-- Task instructions --
List all lines of the data that include the string "Плановые".

(Records from a dataset)
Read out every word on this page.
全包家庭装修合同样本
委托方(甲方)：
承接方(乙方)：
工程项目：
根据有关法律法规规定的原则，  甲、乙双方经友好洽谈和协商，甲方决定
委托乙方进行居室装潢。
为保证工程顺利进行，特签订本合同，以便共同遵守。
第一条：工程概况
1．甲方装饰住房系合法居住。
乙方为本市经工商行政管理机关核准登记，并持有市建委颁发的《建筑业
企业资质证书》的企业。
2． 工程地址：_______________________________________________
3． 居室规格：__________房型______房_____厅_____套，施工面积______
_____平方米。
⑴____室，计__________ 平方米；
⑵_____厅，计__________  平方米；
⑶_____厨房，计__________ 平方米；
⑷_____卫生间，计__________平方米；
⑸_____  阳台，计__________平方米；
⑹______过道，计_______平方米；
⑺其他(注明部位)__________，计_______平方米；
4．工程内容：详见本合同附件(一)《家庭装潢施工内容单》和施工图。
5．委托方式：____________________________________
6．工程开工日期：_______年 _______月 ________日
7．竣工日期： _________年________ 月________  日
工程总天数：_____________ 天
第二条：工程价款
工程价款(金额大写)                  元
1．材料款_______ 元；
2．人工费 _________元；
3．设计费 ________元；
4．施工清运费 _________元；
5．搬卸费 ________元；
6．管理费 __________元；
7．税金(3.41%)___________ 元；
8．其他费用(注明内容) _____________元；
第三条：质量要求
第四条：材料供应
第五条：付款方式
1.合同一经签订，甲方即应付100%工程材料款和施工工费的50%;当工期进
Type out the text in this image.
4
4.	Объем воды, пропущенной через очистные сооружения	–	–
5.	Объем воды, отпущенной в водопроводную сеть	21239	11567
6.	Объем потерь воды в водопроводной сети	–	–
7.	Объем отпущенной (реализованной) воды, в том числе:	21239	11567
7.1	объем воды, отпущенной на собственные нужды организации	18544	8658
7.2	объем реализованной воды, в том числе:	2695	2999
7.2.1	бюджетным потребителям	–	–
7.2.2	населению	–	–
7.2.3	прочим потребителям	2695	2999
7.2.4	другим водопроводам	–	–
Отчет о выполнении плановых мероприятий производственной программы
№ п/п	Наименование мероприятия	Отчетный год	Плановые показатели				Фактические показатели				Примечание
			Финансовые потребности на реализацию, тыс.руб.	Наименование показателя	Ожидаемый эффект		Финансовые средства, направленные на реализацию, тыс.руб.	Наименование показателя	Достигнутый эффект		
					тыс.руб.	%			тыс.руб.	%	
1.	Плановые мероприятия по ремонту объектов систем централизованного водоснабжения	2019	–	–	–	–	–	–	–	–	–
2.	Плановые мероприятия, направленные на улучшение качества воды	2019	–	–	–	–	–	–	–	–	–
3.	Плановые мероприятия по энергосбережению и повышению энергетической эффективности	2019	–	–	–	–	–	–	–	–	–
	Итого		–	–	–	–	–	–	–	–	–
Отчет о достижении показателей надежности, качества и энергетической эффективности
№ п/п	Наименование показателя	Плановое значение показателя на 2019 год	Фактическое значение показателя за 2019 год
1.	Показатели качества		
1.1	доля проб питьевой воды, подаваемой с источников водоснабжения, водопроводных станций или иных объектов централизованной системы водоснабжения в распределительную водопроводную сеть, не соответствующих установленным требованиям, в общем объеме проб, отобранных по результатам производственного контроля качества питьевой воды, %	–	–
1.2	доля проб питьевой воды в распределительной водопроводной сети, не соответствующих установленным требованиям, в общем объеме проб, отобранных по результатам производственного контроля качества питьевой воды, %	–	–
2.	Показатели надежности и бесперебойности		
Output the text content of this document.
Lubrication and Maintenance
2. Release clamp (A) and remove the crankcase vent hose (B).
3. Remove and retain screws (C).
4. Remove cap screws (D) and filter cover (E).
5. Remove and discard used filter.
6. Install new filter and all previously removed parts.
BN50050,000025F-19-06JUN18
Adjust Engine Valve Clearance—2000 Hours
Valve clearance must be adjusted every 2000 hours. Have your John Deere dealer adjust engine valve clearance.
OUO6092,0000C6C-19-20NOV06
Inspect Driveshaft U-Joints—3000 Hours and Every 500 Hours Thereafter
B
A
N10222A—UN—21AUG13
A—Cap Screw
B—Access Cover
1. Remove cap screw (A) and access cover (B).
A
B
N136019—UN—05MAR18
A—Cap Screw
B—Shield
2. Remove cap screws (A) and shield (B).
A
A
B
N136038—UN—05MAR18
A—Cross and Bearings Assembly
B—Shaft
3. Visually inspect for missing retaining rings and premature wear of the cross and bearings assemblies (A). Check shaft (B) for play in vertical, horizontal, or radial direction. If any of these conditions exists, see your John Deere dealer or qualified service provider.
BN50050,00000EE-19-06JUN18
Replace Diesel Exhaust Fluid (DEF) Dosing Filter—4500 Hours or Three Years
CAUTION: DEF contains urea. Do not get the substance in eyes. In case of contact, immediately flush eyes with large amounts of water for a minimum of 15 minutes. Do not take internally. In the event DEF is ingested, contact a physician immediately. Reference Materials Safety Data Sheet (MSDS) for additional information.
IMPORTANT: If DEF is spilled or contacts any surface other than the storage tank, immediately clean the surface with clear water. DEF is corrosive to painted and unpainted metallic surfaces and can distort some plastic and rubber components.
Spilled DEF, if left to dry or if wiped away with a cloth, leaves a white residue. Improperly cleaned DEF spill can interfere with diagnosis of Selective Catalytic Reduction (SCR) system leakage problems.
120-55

-- Result of the task --
№ п/п	Наименование мероприятия	Отчетный год	Плановые показатели				Фактические показатели				Примечание
1.	Плановые мероприятия по ремонту объектов систем централизованного водоснабжения	2019	–	–	–	–	–	–	–	–	–
2.	Плановые мероприятия, направленные на улучшение качества воды	2019	–	–	–	–	–	–	–	–	–
3.	Плановые мероприятия по энергосбережению и повышению энергетической эффективности	2019	–	–	–	–	–	–	–	–	–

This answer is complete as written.